[Begin SOURCE DATA]
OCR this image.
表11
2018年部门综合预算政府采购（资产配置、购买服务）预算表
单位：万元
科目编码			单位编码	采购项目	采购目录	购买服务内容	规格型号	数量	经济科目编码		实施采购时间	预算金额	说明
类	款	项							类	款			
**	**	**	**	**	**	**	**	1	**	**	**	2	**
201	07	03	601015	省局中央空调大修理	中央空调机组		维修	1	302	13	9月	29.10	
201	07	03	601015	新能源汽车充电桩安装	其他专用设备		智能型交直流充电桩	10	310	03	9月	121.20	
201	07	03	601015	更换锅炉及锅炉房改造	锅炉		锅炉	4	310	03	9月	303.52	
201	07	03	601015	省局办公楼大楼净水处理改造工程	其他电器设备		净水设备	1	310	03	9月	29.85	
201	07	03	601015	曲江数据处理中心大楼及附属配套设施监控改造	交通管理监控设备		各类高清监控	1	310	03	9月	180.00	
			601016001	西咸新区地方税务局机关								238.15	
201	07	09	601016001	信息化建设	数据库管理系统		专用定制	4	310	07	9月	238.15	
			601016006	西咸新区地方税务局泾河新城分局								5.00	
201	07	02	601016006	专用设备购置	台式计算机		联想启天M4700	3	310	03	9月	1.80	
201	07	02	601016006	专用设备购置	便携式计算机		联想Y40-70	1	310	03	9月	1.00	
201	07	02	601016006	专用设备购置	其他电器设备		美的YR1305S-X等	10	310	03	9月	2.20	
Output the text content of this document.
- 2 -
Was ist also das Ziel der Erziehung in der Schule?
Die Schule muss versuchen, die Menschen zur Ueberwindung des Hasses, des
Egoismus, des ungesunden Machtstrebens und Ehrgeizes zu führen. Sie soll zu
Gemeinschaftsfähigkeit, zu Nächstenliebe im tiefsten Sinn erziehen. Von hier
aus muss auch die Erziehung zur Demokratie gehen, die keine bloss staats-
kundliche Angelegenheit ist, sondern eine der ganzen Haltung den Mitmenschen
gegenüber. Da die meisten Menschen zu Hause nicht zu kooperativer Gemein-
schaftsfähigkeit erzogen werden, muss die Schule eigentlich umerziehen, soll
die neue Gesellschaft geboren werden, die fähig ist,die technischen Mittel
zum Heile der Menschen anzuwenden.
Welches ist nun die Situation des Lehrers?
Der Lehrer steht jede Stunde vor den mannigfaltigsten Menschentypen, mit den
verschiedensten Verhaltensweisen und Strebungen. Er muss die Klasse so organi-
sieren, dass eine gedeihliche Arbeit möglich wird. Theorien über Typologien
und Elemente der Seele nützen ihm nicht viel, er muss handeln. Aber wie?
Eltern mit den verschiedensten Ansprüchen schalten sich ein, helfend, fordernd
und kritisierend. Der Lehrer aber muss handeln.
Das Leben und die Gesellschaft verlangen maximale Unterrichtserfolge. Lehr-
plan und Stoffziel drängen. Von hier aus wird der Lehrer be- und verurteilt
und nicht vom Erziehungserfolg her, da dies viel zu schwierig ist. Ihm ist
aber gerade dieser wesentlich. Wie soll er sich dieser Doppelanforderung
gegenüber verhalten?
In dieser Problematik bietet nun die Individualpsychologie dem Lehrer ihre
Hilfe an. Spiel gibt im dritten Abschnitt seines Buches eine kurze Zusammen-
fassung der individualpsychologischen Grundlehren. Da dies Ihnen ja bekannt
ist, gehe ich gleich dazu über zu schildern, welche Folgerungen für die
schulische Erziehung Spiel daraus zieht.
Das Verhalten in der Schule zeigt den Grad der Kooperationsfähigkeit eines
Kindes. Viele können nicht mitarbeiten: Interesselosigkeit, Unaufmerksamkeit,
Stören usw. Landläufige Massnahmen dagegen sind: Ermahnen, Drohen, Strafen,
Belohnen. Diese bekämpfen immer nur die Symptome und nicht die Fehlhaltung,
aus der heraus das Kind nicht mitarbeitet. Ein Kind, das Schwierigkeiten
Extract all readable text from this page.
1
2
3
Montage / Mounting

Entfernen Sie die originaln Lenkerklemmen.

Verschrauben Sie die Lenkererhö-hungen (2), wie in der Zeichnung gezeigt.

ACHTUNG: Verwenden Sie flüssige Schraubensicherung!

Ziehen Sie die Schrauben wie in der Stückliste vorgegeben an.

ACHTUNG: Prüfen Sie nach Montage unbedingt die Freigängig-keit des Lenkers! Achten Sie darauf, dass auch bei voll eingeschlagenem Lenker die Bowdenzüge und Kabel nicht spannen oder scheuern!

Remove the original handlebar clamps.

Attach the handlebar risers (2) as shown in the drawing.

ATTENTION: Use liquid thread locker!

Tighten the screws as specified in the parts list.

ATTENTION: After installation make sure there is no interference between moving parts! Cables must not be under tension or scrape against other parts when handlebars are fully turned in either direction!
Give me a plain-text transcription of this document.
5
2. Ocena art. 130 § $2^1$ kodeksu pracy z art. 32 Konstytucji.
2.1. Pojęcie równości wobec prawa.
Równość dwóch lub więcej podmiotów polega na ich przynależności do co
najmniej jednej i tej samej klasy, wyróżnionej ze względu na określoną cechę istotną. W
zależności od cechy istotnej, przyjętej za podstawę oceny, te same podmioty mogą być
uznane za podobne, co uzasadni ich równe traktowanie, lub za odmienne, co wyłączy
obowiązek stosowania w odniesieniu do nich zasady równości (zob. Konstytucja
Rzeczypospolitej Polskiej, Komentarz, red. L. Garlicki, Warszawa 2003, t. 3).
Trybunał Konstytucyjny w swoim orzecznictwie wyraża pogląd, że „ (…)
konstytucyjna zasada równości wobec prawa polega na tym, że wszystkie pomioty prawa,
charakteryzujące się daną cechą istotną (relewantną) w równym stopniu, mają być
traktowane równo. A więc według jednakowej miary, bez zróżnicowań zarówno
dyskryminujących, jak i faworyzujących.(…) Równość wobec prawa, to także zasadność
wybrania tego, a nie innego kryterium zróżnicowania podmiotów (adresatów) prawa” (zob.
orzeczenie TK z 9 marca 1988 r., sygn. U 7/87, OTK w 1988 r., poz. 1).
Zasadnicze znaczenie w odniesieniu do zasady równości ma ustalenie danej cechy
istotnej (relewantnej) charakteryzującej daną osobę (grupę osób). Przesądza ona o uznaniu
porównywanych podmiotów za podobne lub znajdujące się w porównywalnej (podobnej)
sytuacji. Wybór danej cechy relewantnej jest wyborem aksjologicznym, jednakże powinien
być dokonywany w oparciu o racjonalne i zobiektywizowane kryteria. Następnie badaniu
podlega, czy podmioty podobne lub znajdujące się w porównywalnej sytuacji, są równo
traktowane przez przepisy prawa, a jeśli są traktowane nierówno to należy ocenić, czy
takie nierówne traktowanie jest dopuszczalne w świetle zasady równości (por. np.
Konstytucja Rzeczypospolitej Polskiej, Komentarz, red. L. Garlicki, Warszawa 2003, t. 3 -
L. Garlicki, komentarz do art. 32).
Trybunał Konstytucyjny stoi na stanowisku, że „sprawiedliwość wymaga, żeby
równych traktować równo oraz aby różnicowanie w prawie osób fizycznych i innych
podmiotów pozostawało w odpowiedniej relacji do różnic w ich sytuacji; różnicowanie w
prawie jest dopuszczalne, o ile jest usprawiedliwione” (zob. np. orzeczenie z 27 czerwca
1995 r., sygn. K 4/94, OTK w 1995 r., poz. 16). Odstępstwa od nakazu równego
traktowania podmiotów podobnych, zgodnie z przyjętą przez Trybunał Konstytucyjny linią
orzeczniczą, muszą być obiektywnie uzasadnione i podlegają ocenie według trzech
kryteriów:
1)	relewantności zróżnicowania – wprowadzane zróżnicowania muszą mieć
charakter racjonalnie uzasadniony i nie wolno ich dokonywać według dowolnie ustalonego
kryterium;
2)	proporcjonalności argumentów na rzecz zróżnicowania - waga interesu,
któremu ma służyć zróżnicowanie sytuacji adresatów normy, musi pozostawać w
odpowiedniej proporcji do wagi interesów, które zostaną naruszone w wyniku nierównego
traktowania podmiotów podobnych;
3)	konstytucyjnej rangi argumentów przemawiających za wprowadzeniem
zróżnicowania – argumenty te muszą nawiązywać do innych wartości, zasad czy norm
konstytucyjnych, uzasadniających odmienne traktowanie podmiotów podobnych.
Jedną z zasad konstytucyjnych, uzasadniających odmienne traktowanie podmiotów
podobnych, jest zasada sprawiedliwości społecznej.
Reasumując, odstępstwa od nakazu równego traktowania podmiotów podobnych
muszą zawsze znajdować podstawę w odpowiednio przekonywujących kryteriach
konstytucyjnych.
[End SOURCE DATA]
◆ **WORK TO BE COMPLETED**: Identify the lines that hold the word "podmioty". Copy every one of them.

◆ **RESPONSE TO THIS EXERCISE**:
zależności od cechy istotnej, przyjętej za podstawę oceny, te same podmioty mogą być
podlega, czy podmioty podobne lub znajdujące się w porównywalnej sytuacji, są równo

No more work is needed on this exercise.